Quote every entry word for word.
*** SUPPLIED MATERIAL ***
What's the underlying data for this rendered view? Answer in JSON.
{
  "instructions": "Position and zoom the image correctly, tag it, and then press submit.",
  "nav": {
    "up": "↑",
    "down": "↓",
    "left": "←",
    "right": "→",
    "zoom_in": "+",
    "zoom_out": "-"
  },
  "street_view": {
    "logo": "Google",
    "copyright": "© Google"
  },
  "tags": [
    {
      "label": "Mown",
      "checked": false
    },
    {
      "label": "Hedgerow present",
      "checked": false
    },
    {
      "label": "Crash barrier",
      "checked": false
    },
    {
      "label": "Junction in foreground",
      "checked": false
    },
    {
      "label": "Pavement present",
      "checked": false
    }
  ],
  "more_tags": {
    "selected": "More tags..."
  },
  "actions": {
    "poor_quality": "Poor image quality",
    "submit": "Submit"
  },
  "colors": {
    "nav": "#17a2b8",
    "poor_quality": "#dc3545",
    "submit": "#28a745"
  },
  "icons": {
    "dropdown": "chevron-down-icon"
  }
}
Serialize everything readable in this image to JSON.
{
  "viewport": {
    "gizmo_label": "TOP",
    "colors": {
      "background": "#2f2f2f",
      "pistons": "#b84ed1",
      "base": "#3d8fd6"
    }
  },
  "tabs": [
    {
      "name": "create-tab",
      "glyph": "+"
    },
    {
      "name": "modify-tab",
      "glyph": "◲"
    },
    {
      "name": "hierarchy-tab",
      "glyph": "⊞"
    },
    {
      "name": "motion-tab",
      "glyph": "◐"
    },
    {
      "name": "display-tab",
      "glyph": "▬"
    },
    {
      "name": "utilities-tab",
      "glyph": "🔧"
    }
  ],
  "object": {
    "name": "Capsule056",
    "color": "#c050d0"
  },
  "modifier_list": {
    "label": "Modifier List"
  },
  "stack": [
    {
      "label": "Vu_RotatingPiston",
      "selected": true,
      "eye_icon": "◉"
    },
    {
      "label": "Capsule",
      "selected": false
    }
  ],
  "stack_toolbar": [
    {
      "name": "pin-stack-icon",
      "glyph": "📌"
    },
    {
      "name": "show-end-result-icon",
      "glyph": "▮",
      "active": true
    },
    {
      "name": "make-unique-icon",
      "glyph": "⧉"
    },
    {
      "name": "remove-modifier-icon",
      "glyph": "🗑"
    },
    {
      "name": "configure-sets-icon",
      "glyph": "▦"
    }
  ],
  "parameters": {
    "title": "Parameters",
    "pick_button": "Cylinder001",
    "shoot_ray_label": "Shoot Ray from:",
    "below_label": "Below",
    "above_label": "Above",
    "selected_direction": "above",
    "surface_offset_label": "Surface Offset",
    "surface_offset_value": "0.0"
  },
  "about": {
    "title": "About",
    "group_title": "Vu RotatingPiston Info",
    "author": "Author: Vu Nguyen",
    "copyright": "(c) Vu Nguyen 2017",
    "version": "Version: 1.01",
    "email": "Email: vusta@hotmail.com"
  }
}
***
## COMPLETE ANSWER
What's the underlying data for this rendered view? Answer in JSON.
{
  "instructions": "Position and zoom the image correctly, tag it, and then press submit.",
  "nav": {
    "up": "↑",
    "down": "↓",
    "left": "←",
    "right": "→",
    "zoom_in": "+",
    "zoom_out": "-"
  },
  "street_view": {
    "logo": "Google",
    "copyright": "© Google"
  },
  "tags": [
    {
      "label": "Mown",
      "checked": false
    },
    {
      "label": "Hedgerow present",
      "checked": false
    },
    {
      "label": "Crash barrier",
      "checked": false
    },
    {
      "label": "Junction in foreground",
      "checked": false
    },
    {
      "label": "Pavement present",
      "checked": false
    }
  ],
  "more_tags": {
    "selected": "More tags..."
  },
  "actions": {
    "poor_quality": "Poor image quality",
    "submit": "Submit"
  },
  "colors": {
    "nav": "#17a2b8",
    "poor_quality": "#dc3545",
    "submit": "#28a745"
  },
  "icons": {
    "dropdown": "chevron-down-icon"
  }
}
Serialize everything readable in this image to JSON.
{
  "viewport": {
    "gizmo_label": "TOP",
    "colors": {
      "background": "#2f2f2f",
      "pistons": "#b84ed1",
      "base": "#3d8fd6"
    }
  },
  "tabs": [
    {
      "name": "create-tab",
      "glyph": "+"
    },
    {
      "name": "modify-tab",
      "glyph": "◲"
    },
    {
      "name": "hierarchy-tab",
      "glyph": "⊞"
    },
    {
      "name": "motion-tab",
      "glyph": "◐"
    },
    {
      "name": "display-tab",
      "glyph": "▬"
    },
    {
      "name": "utilities-tab",
      "glyph": "🔧"
    }
  ],
  "object": {
    "name": "Capsule056",
    "color": "#c050d0"
  },
  "modifier_list": {
    "label": "Modifier List"
  },
  "stack": [
    {
      "label": "Vu_RotatingPiston",
      "selected": true,
      "eye_icon": "◉"
    },
    {
      "label": "Capsule",
      "selected": false
    }
  ],
  "stack_toolbar": [
    {
      "name": "pin-stack-icon",
      "glyph": "📌"
    },
    {
      "name": "show-end-result-icon",
      "glyph": "▮",
      "active": true
    },
    {
      "name": "make-unique-icon",
      "glyph": "⧉"
    },
    {
      "name": "remove-modifier-icon",
      "glyph": "🗑"
    },
    {
      "name": "configure-sets-icon",
      "glyph": "▦"
    }
  ],
  "parameters": {
    "title": "Parameters",
    "pick_button": "Cylinder001",
    "shoot_ray_label": "Shoot Ray from:",
    "below_label": "Below",
    "above_label": "Above",
    "selected_direction": "above",
    "surface_offset_label": "Surface Offset",
    "surface_offset_value": "0.0"
  },
  "about": {
    "title": "About",
    "group_title": "Vu RotatingPiston Info",
    "author": "Author: Vu Nguyen",
    "copyright": "(c) Vu Nguyen 2017",
    "version": "Version: 1.01",
    "email": "Email: vusta@hotmail.com"
  }
}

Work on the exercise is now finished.